» Problem to solve:
Your task is to reproduce the material exactly.

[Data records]
════════
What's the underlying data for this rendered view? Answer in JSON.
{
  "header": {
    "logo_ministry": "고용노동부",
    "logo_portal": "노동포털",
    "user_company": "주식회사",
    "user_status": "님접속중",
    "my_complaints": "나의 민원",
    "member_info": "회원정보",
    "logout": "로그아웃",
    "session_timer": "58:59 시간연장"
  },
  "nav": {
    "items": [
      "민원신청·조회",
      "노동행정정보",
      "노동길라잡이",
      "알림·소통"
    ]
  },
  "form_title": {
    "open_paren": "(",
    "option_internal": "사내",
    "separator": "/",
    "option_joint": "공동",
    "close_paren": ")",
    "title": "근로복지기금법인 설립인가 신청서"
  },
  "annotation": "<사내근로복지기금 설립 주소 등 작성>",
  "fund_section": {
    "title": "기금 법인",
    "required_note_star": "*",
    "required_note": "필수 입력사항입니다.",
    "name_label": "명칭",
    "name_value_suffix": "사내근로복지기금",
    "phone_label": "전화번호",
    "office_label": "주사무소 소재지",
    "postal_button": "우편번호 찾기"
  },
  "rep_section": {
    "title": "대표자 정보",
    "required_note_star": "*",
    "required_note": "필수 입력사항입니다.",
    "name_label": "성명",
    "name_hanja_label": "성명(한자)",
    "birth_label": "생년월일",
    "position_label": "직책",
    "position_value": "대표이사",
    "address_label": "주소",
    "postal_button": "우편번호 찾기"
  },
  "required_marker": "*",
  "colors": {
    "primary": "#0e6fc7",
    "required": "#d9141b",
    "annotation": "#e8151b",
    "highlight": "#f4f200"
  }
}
════════
» Exercise solution:
What's the underlying data for this rendered view? Answer in JSON.
{
  "header": {
    "logo_ministry": "고용노동부",
    "logo_portal": "노동포털",
    "user_company": "주식회사",
    "user_status": "님접속중",
    "my_complaints": "나의 민원",
    "member_info": "회원정보",
    "logout": "로그아웃",
    "session_timer": "58:59 시간연장"
  },
  "nav": {
    "items": [
      "민원신청·조회",
      "노동행정정보",
      "노동길라잡이",
      "알림·소통"
    ]
  },
  "form_title": {
    "open_paren": "(",
    "option_internal": "사내",
    "separator": "/",
    "option_joint": "공동",
    "close_paren": ")",
    "title": "근로복지기금법인 설립인가 신청서"
  },
  "annotation": "<사내근로복지기금 설립 주소 등 작성>",
  "fund_section": {
    "title": "기금 법인",
    "required_note_star": "*",
    "required_note": "필수 입력사항입니다.",
    "name_label": "명칭",
    "name_value_suffix": "사내근로복지기금",
    "phone_label": "전화번호",
    "office_label": "주사무소 소재지",
    "postal_button": "우편번호 찾기"
  },
  "rep_section": {
    "title": "대표자 정보",
    "required_note_star": "*",
    "required_note": "필수 입력사항입니다.",
    "name_label": "성명",
    "name_hanja_label": "성명(한자)",
    "birth_label": "생년월일",
    "position_label": "직책",
    "position_value": "대표이사",
    "address_label": "주소",
    "postal_button": "우편번호 찾기"
  },
  "required_marker": "*",
  "colors": {
    "primary": "#0e6fc7",
    "required": "#d9141b",
    "annotation": "#e8151b",
    "highlight": "#f4f200"
  }
}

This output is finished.